START Text block

Ranjah Masih Convicted of Blasphemy

2 May 2003

On 26 April a Faisalabad court convicted Pakistani Christian, Ranjah Masih, of
blasphemy.  The judge sentenced him to life imprisonment and a fine of 50,000
rupees for damaging a neon sign depicting the Islamic creed.

On 8 May 1998, following the death of Bishop John Joseph, several youths amongst
a large group of Christian mourners threw stones, damaging a sign that hung over
a shop.  Fifty year old Masih was arrested for this, on the complaint of the
local mayor’s son.  He has spent five years in jail since his arrest, and is the
only person to have been found guilty of the offence.  He was tried under
Section 295-C of the blasphemy law, which carries the death penalty; however the
judge handed down a life-sentence and fine instead.  This, in itself, is a
punishment disproportionate to the crime committed.  There is evidence that he
did not receive a fair trial: the police produced little evidence and despite a
full court, no other Christians are reported to have been present.  He is likely
to appeal, but this process will take 18 months.

END Text block
START Source information

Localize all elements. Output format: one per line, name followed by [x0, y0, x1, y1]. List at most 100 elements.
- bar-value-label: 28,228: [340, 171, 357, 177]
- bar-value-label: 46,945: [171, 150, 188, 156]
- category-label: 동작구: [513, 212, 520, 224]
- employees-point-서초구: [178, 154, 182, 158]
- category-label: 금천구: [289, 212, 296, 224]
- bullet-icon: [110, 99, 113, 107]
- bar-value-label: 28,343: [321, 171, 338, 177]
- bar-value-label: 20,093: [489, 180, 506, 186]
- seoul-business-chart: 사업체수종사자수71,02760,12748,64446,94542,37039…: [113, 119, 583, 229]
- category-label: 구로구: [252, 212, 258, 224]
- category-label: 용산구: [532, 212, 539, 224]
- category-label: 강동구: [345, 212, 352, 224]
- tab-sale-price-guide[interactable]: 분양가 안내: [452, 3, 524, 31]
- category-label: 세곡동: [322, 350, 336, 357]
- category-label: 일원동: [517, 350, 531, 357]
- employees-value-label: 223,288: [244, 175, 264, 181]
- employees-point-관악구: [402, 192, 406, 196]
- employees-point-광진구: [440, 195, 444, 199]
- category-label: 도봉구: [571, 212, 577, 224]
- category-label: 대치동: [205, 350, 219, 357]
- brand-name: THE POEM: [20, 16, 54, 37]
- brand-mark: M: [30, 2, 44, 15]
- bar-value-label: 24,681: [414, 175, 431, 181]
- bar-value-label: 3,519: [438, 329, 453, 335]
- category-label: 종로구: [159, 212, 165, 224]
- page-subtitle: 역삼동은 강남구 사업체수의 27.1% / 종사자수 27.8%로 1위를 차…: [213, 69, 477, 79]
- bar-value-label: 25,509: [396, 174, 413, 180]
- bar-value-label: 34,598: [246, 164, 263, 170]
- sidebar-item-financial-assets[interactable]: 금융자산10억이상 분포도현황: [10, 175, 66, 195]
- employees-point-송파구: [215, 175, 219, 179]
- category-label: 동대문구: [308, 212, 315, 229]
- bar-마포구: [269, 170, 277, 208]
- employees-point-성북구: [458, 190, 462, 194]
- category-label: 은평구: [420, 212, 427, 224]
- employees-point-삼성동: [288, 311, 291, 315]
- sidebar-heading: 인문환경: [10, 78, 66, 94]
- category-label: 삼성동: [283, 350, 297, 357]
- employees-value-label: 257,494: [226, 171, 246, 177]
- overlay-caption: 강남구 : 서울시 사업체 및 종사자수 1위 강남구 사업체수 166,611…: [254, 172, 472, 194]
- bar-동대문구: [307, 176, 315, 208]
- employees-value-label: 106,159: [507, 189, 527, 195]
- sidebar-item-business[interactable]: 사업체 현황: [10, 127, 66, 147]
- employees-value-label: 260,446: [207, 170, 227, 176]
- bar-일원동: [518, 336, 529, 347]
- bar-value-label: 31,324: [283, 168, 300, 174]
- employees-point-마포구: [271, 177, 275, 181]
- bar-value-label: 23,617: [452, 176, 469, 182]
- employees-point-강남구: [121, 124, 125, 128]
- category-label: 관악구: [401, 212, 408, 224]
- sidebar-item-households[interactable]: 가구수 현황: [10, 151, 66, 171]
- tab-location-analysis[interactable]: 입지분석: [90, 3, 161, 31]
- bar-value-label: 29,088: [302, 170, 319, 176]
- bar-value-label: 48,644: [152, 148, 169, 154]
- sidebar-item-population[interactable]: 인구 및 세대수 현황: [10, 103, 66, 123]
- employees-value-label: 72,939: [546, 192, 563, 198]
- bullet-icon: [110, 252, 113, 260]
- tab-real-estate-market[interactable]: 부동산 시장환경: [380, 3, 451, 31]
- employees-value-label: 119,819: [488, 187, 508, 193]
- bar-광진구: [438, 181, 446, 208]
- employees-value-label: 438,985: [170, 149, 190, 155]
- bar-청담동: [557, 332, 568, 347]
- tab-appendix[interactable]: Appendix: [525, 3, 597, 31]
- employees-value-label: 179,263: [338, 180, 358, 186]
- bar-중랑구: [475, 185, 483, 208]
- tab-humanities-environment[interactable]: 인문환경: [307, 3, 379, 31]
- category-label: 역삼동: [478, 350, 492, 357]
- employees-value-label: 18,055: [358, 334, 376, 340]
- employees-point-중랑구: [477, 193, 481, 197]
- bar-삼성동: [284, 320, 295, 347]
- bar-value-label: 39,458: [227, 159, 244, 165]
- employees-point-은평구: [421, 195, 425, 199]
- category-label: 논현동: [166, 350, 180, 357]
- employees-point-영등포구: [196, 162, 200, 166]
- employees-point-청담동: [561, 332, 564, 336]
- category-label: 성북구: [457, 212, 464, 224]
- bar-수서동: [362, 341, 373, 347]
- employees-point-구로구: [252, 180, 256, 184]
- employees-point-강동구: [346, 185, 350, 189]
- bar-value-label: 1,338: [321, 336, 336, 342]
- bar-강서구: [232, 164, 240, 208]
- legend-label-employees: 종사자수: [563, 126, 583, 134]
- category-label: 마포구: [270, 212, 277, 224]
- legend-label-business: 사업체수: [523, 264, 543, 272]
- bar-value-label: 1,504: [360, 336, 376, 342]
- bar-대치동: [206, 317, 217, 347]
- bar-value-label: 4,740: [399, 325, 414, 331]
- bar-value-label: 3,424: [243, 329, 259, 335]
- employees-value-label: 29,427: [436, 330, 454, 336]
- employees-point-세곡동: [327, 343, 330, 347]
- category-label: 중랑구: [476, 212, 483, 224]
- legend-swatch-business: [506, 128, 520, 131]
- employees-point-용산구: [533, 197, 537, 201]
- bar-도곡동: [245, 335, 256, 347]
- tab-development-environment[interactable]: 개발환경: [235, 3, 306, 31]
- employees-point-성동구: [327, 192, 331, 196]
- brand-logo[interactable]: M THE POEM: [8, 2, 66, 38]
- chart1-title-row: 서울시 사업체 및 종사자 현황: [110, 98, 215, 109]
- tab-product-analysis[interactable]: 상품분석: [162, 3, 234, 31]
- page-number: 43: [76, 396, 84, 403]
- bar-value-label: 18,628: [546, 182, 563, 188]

END Source information

#### [Work order]
Resume the report on Ranjah Masih's blasphemy conviction, starting after its final sentence.

#### [Reply]
This case highlights the vagaries of the Pakistani legal system and the ease
with which a Christian can be charged with blasphemy in Pakistan.  Seven other
Christians are currently facing trial under the blasphemy law.  The law is an
easy way to intimidate the Christian community.  They are desperate to free from
the threat of this law, in the words of Ranjah Masih, “I will be happy if [the]
sacrifice of my life could contribute in the abolishment of this black law of

Pray that Ranjah Masih will have a quick and fair appeal.

Pray that the blasphemy law will be amended or removed.

Pray for the ongoing safety of the Church in Pakistan.